▸ SUPPLIED DATA
BEGIN

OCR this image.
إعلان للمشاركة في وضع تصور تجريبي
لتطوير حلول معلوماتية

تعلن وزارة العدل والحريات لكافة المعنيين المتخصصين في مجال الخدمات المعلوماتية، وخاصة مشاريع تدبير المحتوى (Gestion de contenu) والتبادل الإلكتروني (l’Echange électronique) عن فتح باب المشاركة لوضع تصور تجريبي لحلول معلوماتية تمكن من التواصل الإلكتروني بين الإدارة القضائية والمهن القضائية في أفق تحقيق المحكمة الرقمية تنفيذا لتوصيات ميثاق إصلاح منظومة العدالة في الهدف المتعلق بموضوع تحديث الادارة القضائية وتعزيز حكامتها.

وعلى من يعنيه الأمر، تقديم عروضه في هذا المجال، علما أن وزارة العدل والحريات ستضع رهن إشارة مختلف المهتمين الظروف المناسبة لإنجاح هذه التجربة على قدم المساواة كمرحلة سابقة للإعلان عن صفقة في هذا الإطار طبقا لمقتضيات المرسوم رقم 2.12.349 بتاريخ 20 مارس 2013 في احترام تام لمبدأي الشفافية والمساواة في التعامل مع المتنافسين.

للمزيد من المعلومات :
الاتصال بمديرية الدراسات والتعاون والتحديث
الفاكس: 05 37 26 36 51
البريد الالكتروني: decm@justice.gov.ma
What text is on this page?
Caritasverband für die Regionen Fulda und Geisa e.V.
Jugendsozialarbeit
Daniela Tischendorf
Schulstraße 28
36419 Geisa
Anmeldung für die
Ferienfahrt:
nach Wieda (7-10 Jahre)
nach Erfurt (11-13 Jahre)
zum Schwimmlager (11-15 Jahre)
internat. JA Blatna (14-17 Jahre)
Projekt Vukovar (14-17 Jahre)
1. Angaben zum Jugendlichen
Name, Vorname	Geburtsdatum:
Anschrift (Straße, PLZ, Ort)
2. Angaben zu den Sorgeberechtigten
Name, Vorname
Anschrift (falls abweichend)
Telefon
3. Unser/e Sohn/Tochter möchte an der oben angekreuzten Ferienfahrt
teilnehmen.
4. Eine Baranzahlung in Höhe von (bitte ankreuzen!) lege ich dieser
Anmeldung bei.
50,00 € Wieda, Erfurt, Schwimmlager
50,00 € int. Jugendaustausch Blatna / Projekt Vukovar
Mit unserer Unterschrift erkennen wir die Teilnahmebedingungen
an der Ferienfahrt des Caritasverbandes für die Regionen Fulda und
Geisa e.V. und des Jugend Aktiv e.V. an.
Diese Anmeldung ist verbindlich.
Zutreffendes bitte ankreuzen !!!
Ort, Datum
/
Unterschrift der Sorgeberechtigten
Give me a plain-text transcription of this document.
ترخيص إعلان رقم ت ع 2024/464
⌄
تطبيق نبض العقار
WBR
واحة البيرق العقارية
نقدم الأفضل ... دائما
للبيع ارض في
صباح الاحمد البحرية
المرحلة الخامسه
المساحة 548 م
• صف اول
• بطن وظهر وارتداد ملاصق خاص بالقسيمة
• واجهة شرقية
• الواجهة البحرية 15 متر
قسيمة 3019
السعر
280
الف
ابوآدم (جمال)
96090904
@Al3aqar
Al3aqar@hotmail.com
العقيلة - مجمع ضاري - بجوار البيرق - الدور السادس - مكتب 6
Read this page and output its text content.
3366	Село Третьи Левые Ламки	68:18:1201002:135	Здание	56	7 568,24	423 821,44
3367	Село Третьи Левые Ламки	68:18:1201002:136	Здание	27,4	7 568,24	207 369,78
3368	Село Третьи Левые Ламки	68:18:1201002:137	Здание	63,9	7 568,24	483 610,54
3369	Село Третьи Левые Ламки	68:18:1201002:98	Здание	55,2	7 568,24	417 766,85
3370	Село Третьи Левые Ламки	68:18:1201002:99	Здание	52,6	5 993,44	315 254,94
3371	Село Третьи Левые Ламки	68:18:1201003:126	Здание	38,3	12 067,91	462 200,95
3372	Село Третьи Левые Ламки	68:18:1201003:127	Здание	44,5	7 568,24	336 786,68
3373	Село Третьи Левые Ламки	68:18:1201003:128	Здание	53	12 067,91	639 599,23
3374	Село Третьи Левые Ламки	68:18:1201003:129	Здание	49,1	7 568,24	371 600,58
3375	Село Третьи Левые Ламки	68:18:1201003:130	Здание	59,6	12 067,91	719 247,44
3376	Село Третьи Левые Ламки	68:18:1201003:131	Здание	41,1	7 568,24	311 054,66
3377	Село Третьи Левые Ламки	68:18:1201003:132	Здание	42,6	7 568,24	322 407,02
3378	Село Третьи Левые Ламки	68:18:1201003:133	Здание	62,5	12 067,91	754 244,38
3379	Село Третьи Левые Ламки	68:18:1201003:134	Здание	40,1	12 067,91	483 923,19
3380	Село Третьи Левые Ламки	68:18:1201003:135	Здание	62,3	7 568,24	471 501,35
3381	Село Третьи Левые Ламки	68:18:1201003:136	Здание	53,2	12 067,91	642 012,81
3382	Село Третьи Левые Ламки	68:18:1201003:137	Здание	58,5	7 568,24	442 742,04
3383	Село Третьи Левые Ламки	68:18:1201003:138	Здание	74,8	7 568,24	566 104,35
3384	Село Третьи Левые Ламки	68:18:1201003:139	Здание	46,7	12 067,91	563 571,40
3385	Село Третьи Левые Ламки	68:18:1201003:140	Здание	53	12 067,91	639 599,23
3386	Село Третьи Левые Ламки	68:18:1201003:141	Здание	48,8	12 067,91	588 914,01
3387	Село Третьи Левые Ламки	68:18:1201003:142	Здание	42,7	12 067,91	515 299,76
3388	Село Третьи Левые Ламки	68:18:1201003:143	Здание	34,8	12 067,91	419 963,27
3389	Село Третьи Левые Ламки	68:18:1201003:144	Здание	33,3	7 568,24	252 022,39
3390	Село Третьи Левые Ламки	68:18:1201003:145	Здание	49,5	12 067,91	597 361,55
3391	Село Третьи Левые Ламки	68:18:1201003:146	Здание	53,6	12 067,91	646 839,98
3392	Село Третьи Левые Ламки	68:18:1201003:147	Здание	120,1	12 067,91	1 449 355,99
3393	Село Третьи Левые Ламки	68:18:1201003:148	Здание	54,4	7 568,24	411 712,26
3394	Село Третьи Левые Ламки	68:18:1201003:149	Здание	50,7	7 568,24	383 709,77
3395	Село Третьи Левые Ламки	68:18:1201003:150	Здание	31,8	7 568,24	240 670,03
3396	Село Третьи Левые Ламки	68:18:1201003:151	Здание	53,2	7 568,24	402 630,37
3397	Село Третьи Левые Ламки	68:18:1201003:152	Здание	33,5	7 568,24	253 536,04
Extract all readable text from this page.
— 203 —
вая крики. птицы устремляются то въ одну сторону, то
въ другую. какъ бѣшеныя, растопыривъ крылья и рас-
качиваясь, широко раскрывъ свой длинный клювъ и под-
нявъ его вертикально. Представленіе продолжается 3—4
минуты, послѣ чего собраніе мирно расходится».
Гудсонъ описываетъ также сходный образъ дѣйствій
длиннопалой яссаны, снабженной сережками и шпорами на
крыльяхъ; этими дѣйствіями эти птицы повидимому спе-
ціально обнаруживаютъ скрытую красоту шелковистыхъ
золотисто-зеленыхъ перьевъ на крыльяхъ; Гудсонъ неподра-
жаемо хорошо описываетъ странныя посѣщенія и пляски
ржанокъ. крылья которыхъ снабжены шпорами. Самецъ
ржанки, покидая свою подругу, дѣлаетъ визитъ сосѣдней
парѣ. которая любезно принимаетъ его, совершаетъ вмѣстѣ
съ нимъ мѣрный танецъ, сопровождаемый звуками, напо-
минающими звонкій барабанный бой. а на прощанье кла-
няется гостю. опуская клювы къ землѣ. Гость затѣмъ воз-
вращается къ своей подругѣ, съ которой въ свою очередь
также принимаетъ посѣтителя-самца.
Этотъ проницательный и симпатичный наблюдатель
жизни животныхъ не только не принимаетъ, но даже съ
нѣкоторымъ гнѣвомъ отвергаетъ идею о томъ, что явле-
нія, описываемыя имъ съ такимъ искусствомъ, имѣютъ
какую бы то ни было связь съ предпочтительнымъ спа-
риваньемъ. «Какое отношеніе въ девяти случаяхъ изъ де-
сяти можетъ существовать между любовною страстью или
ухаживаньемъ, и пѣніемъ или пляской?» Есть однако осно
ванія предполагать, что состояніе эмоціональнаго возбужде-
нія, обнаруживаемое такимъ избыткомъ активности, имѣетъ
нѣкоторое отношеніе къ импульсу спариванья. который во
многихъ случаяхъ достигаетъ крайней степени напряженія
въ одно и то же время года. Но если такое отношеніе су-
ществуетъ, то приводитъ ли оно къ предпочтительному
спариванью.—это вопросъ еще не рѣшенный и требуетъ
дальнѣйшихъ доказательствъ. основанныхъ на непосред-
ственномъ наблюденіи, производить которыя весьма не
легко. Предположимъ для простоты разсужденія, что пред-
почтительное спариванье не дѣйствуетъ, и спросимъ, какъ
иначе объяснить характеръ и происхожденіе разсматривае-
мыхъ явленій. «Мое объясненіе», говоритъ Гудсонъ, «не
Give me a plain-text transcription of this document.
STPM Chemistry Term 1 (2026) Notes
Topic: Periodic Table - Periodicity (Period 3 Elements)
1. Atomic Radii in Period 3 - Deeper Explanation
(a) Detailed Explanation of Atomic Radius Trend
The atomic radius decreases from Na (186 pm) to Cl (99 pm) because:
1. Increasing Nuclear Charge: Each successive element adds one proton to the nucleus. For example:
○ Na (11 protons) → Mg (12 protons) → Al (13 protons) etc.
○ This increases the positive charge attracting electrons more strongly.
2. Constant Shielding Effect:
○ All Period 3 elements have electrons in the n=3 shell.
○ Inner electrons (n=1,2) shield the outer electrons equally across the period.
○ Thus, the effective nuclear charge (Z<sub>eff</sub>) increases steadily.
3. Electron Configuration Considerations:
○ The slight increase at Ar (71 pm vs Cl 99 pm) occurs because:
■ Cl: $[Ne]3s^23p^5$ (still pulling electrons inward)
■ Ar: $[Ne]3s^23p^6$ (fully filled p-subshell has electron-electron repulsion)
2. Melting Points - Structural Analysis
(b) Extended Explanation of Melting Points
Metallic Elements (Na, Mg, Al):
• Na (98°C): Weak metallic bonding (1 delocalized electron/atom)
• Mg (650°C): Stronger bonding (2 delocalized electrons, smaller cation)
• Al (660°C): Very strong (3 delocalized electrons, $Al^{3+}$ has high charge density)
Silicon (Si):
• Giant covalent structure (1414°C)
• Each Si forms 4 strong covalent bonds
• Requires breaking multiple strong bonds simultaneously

END

▸ WORK TO BE COMPLETED
Using the listing, collect all lines in which the string "Anschrift" is found.

▸ EXERCISE OUTPUT
Anschrift (Straße, PLZ, Ort)
Anschrift (falls abweichend)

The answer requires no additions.